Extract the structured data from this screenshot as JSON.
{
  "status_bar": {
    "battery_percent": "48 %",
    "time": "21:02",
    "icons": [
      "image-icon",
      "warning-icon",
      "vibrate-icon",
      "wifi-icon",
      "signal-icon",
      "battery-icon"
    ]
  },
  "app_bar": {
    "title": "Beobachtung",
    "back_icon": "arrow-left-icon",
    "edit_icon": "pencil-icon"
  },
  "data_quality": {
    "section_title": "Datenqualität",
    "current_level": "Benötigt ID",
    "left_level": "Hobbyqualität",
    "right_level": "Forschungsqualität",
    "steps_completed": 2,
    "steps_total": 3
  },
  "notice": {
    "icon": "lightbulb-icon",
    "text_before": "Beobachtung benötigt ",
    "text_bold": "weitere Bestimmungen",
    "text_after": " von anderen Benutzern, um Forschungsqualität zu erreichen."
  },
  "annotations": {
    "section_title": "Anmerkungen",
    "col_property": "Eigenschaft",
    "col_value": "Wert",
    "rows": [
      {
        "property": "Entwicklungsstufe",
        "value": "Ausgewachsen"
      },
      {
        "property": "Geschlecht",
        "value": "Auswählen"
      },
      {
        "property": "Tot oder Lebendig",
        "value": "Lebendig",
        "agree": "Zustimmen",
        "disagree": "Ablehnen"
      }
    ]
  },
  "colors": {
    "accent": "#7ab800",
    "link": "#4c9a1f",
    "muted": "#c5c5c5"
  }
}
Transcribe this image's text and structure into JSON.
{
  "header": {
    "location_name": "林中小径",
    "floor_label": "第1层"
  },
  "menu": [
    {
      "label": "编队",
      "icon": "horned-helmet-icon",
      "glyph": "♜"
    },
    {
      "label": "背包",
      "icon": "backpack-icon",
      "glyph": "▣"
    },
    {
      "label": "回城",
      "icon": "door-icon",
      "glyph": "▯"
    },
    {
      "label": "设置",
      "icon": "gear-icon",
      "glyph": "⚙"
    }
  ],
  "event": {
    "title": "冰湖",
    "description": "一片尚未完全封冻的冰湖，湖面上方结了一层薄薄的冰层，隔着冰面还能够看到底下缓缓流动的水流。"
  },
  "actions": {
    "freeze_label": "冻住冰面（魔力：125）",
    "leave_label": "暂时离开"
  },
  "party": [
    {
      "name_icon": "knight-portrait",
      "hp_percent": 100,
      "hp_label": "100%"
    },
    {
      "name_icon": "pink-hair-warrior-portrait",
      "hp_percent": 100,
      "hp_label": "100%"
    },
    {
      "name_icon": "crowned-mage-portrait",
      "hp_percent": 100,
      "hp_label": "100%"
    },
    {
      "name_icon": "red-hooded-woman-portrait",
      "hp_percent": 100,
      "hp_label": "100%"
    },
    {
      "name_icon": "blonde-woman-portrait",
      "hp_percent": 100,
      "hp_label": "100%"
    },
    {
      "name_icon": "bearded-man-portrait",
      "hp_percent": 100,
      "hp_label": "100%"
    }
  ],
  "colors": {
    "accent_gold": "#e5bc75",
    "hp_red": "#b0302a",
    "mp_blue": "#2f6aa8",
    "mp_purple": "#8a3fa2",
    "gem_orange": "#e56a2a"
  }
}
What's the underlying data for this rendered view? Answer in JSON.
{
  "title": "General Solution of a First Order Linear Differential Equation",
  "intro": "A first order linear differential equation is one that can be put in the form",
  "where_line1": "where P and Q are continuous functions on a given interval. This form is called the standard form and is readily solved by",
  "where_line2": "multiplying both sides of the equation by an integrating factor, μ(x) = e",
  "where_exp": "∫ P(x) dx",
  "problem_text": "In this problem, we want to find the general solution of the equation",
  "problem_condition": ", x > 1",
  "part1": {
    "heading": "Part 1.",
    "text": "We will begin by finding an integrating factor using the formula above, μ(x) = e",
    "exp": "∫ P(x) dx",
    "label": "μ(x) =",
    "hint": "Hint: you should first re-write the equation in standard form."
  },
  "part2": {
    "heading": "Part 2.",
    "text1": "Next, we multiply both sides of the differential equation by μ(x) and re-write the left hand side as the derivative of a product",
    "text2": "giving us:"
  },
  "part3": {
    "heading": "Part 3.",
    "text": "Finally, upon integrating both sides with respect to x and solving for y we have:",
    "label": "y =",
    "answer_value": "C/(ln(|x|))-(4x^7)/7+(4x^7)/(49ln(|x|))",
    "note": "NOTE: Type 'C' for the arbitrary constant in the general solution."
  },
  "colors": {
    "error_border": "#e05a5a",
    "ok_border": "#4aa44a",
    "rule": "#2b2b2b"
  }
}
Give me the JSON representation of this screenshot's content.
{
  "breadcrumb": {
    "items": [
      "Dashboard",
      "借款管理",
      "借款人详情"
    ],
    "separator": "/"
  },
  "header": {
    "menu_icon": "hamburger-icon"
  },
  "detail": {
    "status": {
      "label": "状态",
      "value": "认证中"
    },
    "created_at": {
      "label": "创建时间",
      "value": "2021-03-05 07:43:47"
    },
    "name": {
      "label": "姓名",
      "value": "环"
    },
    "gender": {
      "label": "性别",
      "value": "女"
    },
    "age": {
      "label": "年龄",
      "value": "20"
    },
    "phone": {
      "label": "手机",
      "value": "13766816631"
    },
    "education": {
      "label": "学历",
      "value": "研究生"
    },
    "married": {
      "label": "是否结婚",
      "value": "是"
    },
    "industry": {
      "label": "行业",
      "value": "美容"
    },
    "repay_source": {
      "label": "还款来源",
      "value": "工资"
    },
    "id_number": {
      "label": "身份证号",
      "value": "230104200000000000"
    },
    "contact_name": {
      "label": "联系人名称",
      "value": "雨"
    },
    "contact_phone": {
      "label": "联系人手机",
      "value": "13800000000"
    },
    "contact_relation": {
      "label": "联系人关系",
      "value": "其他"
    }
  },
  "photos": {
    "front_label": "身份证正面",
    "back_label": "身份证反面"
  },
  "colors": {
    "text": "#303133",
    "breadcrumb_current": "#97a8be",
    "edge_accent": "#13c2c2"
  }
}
......
Write out every record shown above, word for word.

Extract the structured data from this screenshot as JSON.
{
  "status_bar": {
    "battery_percent": "48 %",
    "time": "21:02",
    "icons": [
      "image-icon",
      "warning-icon",
      "vibrate-icon",
      "wifi-icon",
      "signal-icon",
      "battery-icon"
    ]
  },
  "app_bar": {
    "title": "Beobachtung",
    "back_icon": "arrow-left-icon",
    "edit_icon": "pencil-icon"
  },
  "data_quality": {
    "section_title": "Datenqualität",
    "current_level": "Benötigt ID",
    "left_level": "Hobbyqualität",
    "right_level": "Forschungsqualität",
    "steps_completed": 2,
    "steps_total": 3
  },
  "notice": {
    "icon": "lightbulb-icon",
    "text_before": "Beobachtung benötigt ",
    "text_bold": "weitere Bestimmungen",
    "text_after": " von anderen Benutzern, um Forschungsqualität zu erreichen."
  },
  "annotations": {
    "section_title": "Anmerkungen",
    "col_property": "Eigenschaft",
    "col_value": "Wert",
    "rows": [
      {
        "property": "Entwicklungsstufe",
        "value": "Ausgewachsen"
      },
      {
        "property": "Geschlecht",
        "value": "Auswählen"
      },
      {
        "property": "Tot oder Lebendig",
        "value": "Lebendig",
        "agree": "Zustimmen",
        "disagree": "Ablehnen"
      }
    ]
  },
  "colors": {
    "accent": "#7ab800",
    "link": "#4c9a1f",
    "muted": "#c5c5c5"
  }
}
Transcribe this image's text and structure into JSON.
{
  "header": {
    "location_name": "林中小径",
    "floor_label": "第1层"
  },
  "menu": [
    {
      "label": "编队",
      "icon": "horned-helmet-icon",
      "glyph": "♜"
    },
    {
      "label": "背包",
      "icon": "backpack-icon",
      "glyph": "▣"
    },
    {
      "label": "回城",
      "icon": "door-icon",
      "glyph": "▯"
    },
    {
      "label": "设置",
      "icon": "gear-icon",
      "glyph": "⚙"
    }
  ],
  "event": {
    "title": "冰湖",
    "description": "一片尚未完全封冻的冰湖，湖面上方结了一层薄薄的冰层，隔着冰面还能够看到底下缓缓流动的水流。"
  },
  "actions": {
    "freeze_label": "冻住冰面（魔力：125）",
    "leave_label": "暂时离开"
  },
  "party": [
    {
      "name_icon": "knight-portrait",
      "hp_percent": 100,
      "hp_label": "100%"
    },
    {
      "name_icon": "pink-hair-warrior-portrait",
      "hp_percent": 100,
      "hp_label": "100%"
    },
    {
      "name_icon": "crowned-mage-portrait",
      "hp_percent": 100,
      "hp_label": "100%"
    },
    {
      "name_icon": "red-hooded-woman-portrait",
      "hp_percent": 100,
      "hp_label": "100%"
    },
    {
      "name_icon": "blonde-woman-portrait",
      "hp_percent": 100,
      "hp_label": "100%"
    },
    {
      "name_icon": "bearded-man-portrait",
      "hp_percent": 100,
      "hp_label": "100%"
    }
  ],
  "colors": {
    "accent_gold": "#e5bc75",
    "hp_red": "#b0302a",
    "mp_blue": "#2f6aa8",
    "mp_purple": "#8a3fa2",
    "gem_orange": "#e56a2a"
  }
}
What's the underlying data for this rendered view? Answer in JSON.
{
  "title": "General Solution of a First Order Linear Differential Equation",
  "intro": "A first order linear differential equation is one that can be put in the form",
  "where_line1": "where P and Q are continuous functions on a given interval. This form is called the standard form and is readily solved by",
  "where_line2": "multiplying both sides of the equation by an integrating factor, μ(x) = e",
  "where_exp": "∫ P(x) dx",
  "problem_text": "In this problem, we want to find the general solution of the equation",
  "problem_condition": ", x > 1",
  "part1": {
    "heading": "Part 1.",
    "text": "We will begin by finding an integrating factor using the formula above, μ(x) = e",
    "exp": "∫ P(x) dx",
    "label": "μ(x) =",
    "hint": "Hint: you should first re-write the equation in standard form."
  },
  "part2": {
    "heading": "Part 2.",
    "text1": "Next, we multiply both sides of the differential equation by μ(x) and re-write the left hand side as the derivative of a product",
    "text2": "giving us:"
  },
  "part3": {
    "heading": "Part 3.",
    "text": "Finally, upon integrating both sides with respect to x and solving for y we have:",
    "label": "y =",
    "answer_value": "C/(ln(|x|))-(4x^7)/7+(4x^7)/(49ln(|x|))",
    "note": "NOTE: Type 'C' for the arbitrary constant in the general solution."
  },
  "colors": {
    "error_border": "#e05a5a",
    "ok_border": "#4aa44a",
    "rule": "#2b2b2b"
  }
}
Give me the JSON representation of this screenshot's content.
{
  "breadcrumb": {
    "items": [
      "Dashboard",
      "借款管理",
      "借款人详情"
    ],
    "separator": "/"
  },
  "header": {
    "menu_icon": "hamburger-icon"
  },
  "detail": {
    "status": {
      "label": "状态",
      "value": "认证中"
    },
    "created_at": {
      "label": "创建时间",
      "value": "2021-03-05 07:43:47"
    },
    "name": {
      "label": "姓名",
      "value": "环"
    },
    "gender": {
      "label": "性别",
      "value": "女"
    },
    "age": {
      "label": "年龄",
      "value": "20"
    },
    "phone": {
      "label": "手机",
      "value": "13766816631"
    },
    "education": {
      "label": "学历",
      "value": "研究生"
    },
    "married": {
      "label": "是否结婚",
      "value": "是"
    },
    "industry": {
      "label": "行业",
      "value": "美容"
    },
    "repay_source": {
      "label": "还款来源",
      "value": "工资"
    },
    "id_number": {
      "label": "身份证号",
      "value": "230104200000000000"
    },
    "contact_name": {
      "label": "联系人名称",
      "value": "雨"
    },
    "contact_phone": {
      "label": "联系人手机",
      "value": "13800000000"
    },
    "contact_relation": {
      "label": "联系人关系",
      "value": "其他"
    }
  },
  "photos": {
    "front_label": "身份证正面",
    "back_label": "身份证反面"
  },
  "colors": {
    "text": "#303133",
    "breadcrumb_current": "#97a8be",
    "edge_accent": "#13c2c2"
  }
}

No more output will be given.